* Required task *
Reproduce the records below in their entirety, character for character.

─── Records shown

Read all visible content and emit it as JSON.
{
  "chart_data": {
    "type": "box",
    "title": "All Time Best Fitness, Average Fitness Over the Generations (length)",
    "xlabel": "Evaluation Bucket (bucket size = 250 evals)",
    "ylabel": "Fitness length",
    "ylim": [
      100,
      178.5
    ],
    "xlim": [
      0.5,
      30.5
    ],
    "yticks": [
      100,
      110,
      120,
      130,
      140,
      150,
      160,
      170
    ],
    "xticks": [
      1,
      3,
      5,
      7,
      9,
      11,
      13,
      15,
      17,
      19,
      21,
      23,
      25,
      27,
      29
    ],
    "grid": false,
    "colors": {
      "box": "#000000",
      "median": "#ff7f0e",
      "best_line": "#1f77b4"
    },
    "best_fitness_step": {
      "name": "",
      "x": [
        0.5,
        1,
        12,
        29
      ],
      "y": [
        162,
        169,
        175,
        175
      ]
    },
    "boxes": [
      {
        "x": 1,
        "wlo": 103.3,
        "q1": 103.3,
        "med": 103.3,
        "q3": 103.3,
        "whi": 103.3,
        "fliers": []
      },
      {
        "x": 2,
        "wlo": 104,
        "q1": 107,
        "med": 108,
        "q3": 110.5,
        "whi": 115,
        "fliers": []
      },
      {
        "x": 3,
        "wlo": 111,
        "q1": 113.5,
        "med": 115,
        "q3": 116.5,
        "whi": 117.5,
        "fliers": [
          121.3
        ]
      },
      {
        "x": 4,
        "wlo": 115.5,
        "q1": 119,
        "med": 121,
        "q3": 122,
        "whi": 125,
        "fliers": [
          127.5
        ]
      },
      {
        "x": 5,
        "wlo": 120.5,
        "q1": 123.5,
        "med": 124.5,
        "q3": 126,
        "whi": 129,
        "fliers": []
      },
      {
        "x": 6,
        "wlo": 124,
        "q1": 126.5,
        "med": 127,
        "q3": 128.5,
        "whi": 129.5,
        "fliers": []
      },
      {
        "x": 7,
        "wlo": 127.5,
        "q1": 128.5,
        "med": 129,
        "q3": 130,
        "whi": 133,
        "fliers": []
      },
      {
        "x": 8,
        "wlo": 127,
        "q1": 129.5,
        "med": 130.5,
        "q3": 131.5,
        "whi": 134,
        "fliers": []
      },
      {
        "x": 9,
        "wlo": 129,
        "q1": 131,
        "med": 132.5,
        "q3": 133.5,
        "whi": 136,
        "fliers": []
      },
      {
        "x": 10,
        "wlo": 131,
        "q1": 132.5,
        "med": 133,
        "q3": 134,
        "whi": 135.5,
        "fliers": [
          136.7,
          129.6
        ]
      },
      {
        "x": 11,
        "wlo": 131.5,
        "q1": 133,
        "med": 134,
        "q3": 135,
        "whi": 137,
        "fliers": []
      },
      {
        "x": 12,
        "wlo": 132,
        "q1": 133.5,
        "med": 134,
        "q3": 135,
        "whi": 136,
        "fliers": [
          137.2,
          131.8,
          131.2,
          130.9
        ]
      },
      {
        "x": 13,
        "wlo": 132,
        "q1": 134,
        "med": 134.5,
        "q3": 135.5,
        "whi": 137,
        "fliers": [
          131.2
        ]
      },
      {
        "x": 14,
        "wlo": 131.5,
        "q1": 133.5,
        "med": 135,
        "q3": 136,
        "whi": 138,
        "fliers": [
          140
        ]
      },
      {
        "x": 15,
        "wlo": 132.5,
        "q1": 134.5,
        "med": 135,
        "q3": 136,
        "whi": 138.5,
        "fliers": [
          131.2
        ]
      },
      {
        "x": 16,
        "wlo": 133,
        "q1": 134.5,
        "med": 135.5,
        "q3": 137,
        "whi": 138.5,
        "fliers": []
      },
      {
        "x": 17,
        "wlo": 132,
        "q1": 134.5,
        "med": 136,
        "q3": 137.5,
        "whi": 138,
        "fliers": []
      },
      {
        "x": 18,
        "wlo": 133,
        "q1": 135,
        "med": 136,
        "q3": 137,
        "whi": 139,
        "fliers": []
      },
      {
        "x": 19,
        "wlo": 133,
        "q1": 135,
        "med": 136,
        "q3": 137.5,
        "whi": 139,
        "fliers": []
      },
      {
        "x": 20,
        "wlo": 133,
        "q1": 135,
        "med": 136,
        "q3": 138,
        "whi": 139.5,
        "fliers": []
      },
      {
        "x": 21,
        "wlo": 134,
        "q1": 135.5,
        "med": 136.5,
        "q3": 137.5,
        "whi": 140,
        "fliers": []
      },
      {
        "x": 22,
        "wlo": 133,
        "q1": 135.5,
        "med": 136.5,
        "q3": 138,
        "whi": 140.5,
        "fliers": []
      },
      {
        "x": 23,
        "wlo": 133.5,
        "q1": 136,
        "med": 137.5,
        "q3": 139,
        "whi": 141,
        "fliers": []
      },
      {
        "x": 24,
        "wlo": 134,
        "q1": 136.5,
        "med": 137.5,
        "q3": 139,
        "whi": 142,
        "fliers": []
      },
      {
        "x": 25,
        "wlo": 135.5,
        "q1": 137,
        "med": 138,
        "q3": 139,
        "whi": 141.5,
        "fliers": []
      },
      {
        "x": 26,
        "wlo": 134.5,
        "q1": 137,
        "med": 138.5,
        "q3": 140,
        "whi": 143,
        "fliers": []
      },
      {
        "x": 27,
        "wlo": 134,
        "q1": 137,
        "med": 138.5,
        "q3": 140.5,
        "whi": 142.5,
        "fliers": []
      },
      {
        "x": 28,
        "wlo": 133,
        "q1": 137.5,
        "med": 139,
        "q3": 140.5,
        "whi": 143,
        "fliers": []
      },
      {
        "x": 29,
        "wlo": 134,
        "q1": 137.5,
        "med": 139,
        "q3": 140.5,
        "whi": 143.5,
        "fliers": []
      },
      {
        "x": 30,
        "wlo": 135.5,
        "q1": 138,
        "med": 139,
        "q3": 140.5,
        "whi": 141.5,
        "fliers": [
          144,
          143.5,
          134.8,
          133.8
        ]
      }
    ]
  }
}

──────

* Full answer *
Read all visible content and emit it as JSON.
{
  "chart_data": {
    "type": "box",
    "title": "All Time Best Fitness, Average Fitness Over the Generations (length)",
    "xlabel": "Evaluation Bucket (bucket size = 250 evals)",
    "ylabel": "Fitness length",
    "ylim": [
      100,
      178.5
    ],
    "xlim": [
      0.5,
      30.5
    ],
    "yticks": [
      100,
      110,
      120,
      130,
      140,
      150,
      160,
      170
    ],
    "xticks": [
      1,
      3,
      5,
      7,
      9,
      11,
      13,
      15,
      17,
      19,
      21,
      23,
      25,
      27,
      29
    ],
    "grid": false,
    "colors": {
      "box": "#000000",
      "median": "#ff7f0e",
      "best_line": "#1f77b4"
    },
    "best_fitness_step": {
      "name": "",
      "x": [
        0.5,
        1,
        12,
        29
      ],
      "y": [
        162,
        169,
        175,
        175
      ]
    },
    "boxes": [
      {
        "x": 1,
        "wlo": 103.3,
        "q1": 103.3,
        "med": 103.3,
        "q3": 103.3,
        "whi": 103.3,
        "fliers": []
      },
      {
        "x": 2,
        "wlo": 104,
        "q1": 107,
        "med": 108,
        "q3": 110.5,
        "whi": 115,
        "fliers": []
      },
      {
        "x": 3,
        "wlo": 111,
        "q1": 113.5,
        "med": 115,
        "q3": 116.5,
        "whi": 117.5,
        "fliers": [
          121.3
        ]
      },
      {
        "x": 4,
        "wlo": 115.5,
        "q1": 119,
        "med": 121,
        "q3": 122,
        "whi": 125,
        "fliers": [
          127.5
        ]
      },
      {
        "x": 5,
        "wlo": 120.5,
        "q1": 123.5,
        "med": 124.5,
        "q3": 126,
        "whi": 129,
        "fliers": []
      },
      {
        "x": 6,
        "wlo": 124,
        "q1": 126.5,
        "med": 127,
        "q3": 128.5,
        "whi": 129.5,
        "fliers": []
      },
      {
        "x": 7,
        "wlo": 127.5,
        "q1": 128.5,
        "med": 129,
        "q3": 130,
        "whi": 133,
        "fliers": []
      },
      {
        "x": 8,
        "wlo": 127,
        "q1": 129.5,
        "med": 130.5,
        "q3": 131.5,
        "whi": 134,
        "fliers": []
      },
      {
        "x": 9,
        "wlo": 129,
        "q1": 131,
        "med": 132.5,
        "q3": 133.5,
        "whi": 136,
        "fliers": []
      },
      {
        "x": 10,
        "wlo": 131,
        "q1": 132.5,
        "med": 133,
        "q3": 134,
        "whi": 135.5,
        "fliers": [
          136.7,
          129.6
        ]
      },
      {
        "x": 11,
        "wlo": 131.5,
        "q1": 133,
        "med": 134,
        "q3": 135,
        "whi": 137,
        "fliers": []
      },
      {
        "x": 12,
        "wlo": 132,
        "q1": 133.5,
        "med": 134,
        "q3": 135,
        "whi": 136,
        "fliers": [
          137.2,
          131.8,
          131.2,
          130.9
        ]
      },
      {
        "x": 13,
        "wlo": 132,
        "q1": 134,
        "med": 134.5,
        "q3": 135.5,
        "whi": 137,
        "fliers": [
          131.2
        ]
      },
      {
        "x": 14,
        "wlo": 131.5,
        "q1": 133.5,
        "med": 135,
        "q3": 136,
        "whi": 138,
        "fliers": [
          140
        ]
      },
      {
        "x": 15,
        "wlo": 132.5,
        "q1": 134.5,
        "med": 135,
        "q3": 136,
        "whi": 138.5,
        "fliers": [
          131.2
        ]
      },
      {
        "x": 16,
        "wlo": 133,
        "q1": 134.5,
        "med": 135.5,
        "q3": 137,
        "whi": 138.5,
        "fliers": []
      },
      {
        "x": 17,
        "wlo": 132,
        "q1": 134.5,
        "med": 136,
        "q3": 137.5,
        "whi": 138,
        "fliers": []
      },
      {
        "x": 18,
        "wlo": 133,
        "q1": 135,
        "med": 136,
        "q3": 137,
        "whi": 139,
        "fliers": []
      },
      {
        "x": 19,
        "wlo": 133,
        "q1": 135,
        "med": 136,
        "q3": 137.5,
        "whi": 139,
        "fliers": []
      },
      {
        "x": 20,
        "wlo": 133,
        "q1": 135,
        "med": 136,
        "q3": 138,
        "whi": 139.5,
        "fliers": []
      },
      {
        "x": 21,
        "wlo": 134,
        "q1": 135.5,
        "med": 136.5,
        "q3": 137.5,
        "whi": 140,
        "fliers": []
      },
      {
        "x": 22,
        "wlo": 133,
        "q1": 135.5,
        "med": 136.5,
        "q3": 138,
        "whi": 140.5,
        "fliers": []
      },
      {
        "x": 23,
        "wlo": 133.5,
        "q1": 136,
        "med": 137.5,
        "q3": 139,
        "whi": 141,
        "fliers": []
      },
      {
        "x": 24,
        "wlo": 134,
        "q1": 136.5,
        "med": 137.5,
        "q3": 139,
        "whi": 142,
        "fliers": []
      },
      {
        "x": 25,
        "wlo": 135.5,
        "q1": 137,
        "med": 138,
        "q3": 139,
        "whi": 141.5,
        "fliers": []
      },
      {
        "x": 26,
        "wlo": 134.5,
        "q1": 137,
        "med": 138.5,
        "q3": 140,
        "whi": 143,
        "fliers": []
      },
      {
        "x": 27,
        "wlo": 134,
        "q1": 137,
        "med": 138.5,
        "q3": 140.5,
        "whi": 142.5,
        "fliers": []
      },
      {
        "x": 28,
        "wlo": 133,
        "q1": 137.5,
        "med": 139,
        "q3": 140.5,
        "whi": 143,
        "fliers": []
      },
      {
        "x": 29,
        "wlo": 134,
        "q1": 137.5,
        "med": 139,
        "q3": 140.5,
        "whi": 143.5,
        "fliers": []
      },
      {
        "x": 30,
        "wlo": 135.5,
        "q1": 138,
        "med": 139,
        "q3": 140.5,
        "whi": 141.5,
        "fliers": [
          144,
          143.5,
          134.8,
          133.8
        ]
      }
    ]
  }
}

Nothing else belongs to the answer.